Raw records
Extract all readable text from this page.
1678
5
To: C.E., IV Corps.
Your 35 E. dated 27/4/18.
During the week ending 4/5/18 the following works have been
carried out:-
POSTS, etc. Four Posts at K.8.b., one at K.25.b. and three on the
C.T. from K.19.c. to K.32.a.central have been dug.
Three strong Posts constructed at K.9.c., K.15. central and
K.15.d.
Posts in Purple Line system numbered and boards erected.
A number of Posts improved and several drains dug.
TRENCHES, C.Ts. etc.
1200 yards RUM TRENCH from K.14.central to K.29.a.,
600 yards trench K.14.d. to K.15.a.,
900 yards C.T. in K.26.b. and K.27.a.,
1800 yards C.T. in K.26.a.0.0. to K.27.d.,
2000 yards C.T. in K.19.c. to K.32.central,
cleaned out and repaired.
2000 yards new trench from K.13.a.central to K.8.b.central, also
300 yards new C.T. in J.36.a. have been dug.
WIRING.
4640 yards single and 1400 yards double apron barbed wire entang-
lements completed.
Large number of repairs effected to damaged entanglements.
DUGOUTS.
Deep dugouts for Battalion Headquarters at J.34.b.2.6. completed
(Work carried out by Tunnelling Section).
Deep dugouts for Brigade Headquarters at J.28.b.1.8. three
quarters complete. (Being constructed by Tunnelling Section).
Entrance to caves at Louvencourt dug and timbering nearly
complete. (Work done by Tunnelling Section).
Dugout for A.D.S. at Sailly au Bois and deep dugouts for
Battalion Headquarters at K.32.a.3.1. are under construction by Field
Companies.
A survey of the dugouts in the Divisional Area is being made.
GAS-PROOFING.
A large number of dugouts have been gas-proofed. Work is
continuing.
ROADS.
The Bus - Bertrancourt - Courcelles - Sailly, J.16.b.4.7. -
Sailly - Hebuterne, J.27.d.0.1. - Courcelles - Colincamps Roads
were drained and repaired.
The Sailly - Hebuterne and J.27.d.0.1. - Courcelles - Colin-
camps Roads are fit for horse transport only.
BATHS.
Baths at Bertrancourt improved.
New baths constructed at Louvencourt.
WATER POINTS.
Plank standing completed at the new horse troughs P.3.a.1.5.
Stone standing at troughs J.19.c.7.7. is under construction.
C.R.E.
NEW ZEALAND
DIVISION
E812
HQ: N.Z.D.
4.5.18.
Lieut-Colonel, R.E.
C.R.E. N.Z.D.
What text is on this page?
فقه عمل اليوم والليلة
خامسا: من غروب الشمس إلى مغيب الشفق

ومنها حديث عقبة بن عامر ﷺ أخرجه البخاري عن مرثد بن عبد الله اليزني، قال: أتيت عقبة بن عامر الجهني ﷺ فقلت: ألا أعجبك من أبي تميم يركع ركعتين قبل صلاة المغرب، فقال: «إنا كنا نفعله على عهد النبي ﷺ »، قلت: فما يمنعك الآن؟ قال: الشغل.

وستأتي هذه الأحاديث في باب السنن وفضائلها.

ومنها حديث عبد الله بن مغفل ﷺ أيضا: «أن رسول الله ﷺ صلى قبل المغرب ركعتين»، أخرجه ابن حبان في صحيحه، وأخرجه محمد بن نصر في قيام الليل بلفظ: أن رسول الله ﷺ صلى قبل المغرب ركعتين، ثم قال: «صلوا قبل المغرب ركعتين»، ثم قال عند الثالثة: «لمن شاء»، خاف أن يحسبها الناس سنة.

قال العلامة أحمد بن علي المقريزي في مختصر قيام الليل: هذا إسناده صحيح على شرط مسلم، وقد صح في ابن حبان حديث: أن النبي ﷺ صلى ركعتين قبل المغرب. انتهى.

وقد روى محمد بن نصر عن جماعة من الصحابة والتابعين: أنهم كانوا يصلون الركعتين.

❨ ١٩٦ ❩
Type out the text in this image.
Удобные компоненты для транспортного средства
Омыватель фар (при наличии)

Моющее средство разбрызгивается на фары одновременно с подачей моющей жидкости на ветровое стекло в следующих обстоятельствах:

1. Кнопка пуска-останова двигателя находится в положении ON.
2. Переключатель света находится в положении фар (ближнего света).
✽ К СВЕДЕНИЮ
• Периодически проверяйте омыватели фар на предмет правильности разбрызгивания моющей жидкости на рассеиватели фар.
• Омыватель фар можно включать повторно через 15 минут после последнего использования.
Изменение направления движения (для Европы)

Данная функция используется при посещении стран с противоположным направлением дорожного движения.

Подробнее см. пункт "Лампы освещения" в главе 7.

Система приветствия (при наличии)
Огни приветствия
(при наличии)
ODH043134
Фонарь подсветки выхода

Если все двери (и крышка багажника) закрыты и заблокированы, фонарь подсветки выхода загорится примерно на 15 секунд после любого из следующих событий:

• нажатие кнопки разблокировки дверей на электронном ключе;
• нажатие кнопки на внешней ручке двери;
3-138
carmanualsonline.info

WHAT IS EXPECTED: Using the listing above, locate the lines that hold "constructed" and copy each one.

SOLVED EXERCISE:
Three strong Posts constructed at K.9.c., K.15. central and
quarters complete. (Being constructed by Tunnelling Section).
New baths constructed at Louvencourt.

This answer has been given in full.